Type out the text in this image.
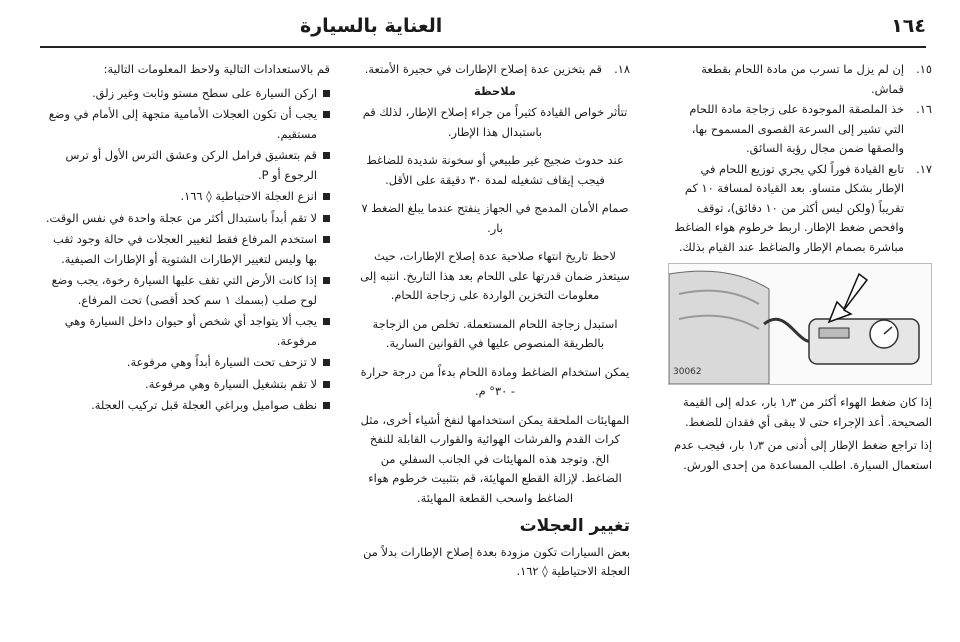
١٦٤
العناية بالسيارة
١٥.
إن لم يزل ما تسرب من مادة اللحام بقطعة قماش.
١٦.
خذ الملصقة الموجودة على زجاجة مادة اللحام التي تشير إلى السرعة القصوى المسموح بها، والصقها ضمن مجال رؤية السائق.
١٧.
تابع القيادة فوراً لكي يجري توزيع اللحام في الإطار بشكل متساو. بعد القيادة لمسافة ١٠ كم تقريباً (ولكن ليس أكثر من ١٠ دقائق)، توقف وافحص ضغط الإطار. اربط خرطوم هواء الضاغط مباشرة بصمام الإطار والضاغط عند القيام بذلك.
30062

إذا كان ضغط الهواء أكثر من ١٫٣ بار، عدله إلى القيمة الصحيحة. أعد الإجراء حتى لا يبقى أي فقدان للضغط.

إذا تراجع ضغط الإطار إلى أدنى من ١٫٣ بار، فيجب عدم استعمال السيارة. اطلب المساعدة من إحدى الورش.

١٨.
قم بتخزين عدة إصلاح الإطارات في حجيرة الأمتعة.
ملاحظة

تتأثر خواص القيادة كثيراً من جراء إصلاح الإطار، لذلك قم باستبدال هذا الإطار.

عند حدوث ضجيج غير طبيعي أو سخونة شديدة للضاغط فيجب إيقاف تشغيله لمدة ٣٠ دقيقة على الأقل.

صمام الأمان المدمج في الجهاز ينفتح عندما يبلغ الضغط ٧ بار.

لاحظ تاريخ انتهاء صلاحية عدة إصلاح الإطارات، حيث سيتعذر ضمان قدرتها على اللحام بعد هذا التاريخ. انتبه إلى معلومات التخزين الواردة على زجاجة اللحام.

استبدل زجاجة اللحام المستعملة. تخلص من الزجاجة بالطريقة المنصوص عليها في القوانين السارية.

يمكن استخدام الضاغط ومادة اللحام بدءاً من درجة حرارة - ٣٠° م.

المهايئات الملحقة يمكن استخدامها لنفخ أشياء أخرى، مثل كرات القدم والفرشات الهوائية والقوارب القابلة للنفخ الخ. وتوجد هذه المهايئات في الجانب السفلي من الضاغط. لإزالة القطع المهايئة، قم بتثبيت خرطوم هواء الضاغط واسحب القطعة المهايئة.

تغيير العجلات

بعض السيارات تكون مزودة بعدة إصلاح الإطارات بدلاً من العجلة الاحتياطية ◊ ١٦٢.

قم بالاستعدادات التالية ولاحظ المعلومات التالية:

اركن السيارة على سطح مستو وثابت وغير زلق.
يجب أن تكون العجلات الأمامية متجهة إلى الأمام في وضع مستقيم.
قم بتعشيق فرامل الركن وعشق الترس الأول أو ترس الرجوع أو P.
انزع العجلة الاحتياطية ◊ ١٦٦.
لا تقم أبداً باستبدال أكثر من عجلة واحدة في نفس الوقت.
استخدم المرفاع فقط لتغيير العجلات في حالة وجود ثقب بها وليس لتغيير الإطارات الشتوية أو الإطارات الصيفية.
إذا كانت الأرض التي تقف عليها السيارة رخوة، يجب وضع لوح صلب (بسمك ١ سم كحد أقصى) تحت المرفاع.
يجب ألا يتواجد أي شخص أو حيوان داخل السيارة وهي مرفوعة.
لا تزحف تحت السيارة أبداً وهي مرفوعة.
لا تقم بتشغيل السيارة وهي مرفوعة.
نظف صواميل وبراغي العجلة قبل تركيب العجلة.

DIRECTIONS →
Show every line from the entries above in which "يمكن" appears.

RESPONSE →
يمكن استخدام الضاغط ومادة اللحام بدءاً من درجة حرارة - ٣٠° م.
المهايئات الملحقة يمكن استخدامها لنفخ أشياء أخرى، مثل كرات القدم والفرشات الهوائية والقوارب القابلة للنفخ الخ. وتوجد هذه المهايئات في الجانب السفلي من الضاغط. لإزالة القطع المهايئة، قم بتثبيت خرطوم هواء الضاغط واسحب القطعة المهايئة.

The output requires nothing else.